TASK INSTRUCTIONS: Give every line of the material again, exactly as written.

##### TASK INPUTS #####

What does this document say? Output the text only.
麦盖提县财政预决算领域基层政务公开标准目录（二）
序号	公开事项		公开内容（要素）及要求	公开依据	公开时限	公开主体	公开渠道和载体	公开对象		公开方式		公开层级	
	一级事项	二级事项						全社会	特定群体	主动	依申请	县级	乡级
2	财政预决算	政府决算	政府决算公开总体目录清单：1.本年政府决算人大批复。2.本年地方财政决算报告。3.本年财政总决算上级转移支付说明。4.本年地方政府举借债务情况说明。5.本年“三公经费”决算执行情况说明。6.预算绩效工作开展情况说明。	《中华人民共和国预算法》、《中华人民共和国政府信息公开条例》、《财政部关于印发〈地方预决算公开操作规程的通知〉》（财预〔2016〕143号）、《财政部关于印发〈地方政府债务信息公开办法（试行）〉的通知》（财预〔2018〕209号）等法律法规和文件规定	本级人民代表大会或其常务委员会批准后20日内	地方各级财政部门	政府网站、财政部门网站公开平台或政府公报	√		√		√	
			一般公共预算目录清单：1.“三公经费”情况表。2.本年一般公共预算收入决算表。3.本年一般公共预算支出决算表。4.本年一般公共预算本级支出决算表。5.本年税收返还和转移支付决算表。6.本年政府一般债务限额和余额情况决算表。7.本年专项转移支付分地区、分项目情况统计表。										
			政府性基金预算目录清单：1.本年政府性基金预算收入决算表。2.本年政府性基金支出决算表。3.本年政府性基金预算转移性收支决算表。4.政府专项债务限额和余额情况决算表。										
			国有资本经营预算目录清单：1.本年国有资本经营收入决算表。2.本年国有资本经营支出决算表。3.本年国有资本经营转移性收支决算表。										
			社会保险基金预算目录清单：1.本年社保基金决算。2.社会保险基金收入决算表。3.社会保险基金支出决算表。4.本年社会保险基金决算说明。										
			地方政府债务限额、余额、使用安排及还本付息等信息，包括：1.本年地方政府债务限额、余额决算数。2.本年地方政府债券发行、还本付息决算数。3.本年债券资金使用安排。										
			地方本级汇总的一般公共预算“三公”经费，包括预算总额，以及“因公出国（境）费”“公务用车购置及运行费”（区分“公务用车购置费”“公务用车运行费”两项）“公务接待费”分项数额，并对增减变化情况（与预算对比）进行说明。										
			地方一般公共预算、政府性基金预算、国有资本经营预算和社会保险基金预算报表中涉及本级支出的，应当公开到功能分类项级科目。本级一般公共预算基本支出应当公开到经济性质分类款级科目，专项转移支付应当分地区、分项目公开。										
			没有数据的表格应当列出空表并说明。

#####

REPLY:
What does this document say? Output the text only.
麦盖提县财政预决算领域基层政务公开标准目录（二）
序号	公开事项		公开内容（要素）及要求	公开依据	公开时限	公开主体	公开渠道和载体	公开对象		公开方式		公开层级	
	一级事项	二级事项						全社会	特定群体	主动	依申请	县级	乡级
2	财政预决算	政府决算	政府决算公开总体目录清单：1.本年政府决算人大批复。2.本年地方财政决算报告。3.本年财政总决算上级转移支付说明。4.本年地方政府举借债务情况说明。5.本年“三公经费”决算执行情况说明。6.预算绩效工作开展情况说明。	《中华人民共和国预算法》、《中华人民共和国政府信息公开条例》、《财政部关于印发〈地方预决算公开操作规程的通知〉》（财预〔2016〕143号）、《财政部关于印发〈地方政府债务信息公开办法（试行）〉的通知》（财预〔2018〕209号）等法律法规和文件规定	本级人民代表大会或其常务委员会批准后20日内	地方各级财政部门	政府网站、财政部门网站公开平台或政府公报	√		√		√	
			一般公共预算目录清单：1.“三公经费”情况表。2.本年一般公共预算收入决算表。3.本年一般公共预算支出决算表。4.本年一般公共预算本级支出决算表。5.本年税收返还和转移支付决算表。6.本年政府一般债务限额和余额情况决算表。7.本年专项转移支付分地区、分项目情况统计表。										
			政府性基金预算目录清单：1.本年政府性基金预算收入决算表。2.本年政府性基金支出决算表。3.本年政府性基金预算转移性收支决算表。4.政府专项债务限额和余额情况决算表。										
			国有资本经营预算目录清单：1.本年国有资本经营收入决算表。2.本年国有资本经营支出决算表。3.本年国有资本经营转移性收支决算表。										
			社会保险基金预算目录清单：1.本年社保基金决算。2.社会保险基金收入决算表。3.社会保险基金支出决算表。4.本年社会保险基金决算说明。										
			地方政府债务限额、余额、使用安排及还本付息等信息，包括：1.本年地方政府债务限额、余额决算数。2.本年地方政府债券发行、还本付息决算数。3.本年债券资金使用安排。										
			地方本级汇总的一般公共预算“三公”经费，包括预算总额，以及“因公出国（境）费”“公务用车购置及运行费”（区分“公务用车购置费”“公务用车运行费”两项）“公务接待费”分项数额，并对增减变化情况（与预算对比）进行说明。										
			地方一般公共预算、政府性基金预算、国有资本经营预算和社会保险基金预算报表中涉及本级支出的，应当公开到功能分类项级科目。本级一般公共预算基本支出应当公开到经济性质分类款级科目，专项转移支付应当分地区、分项目公开。										
			没有数据的表格应当列出空表并说明。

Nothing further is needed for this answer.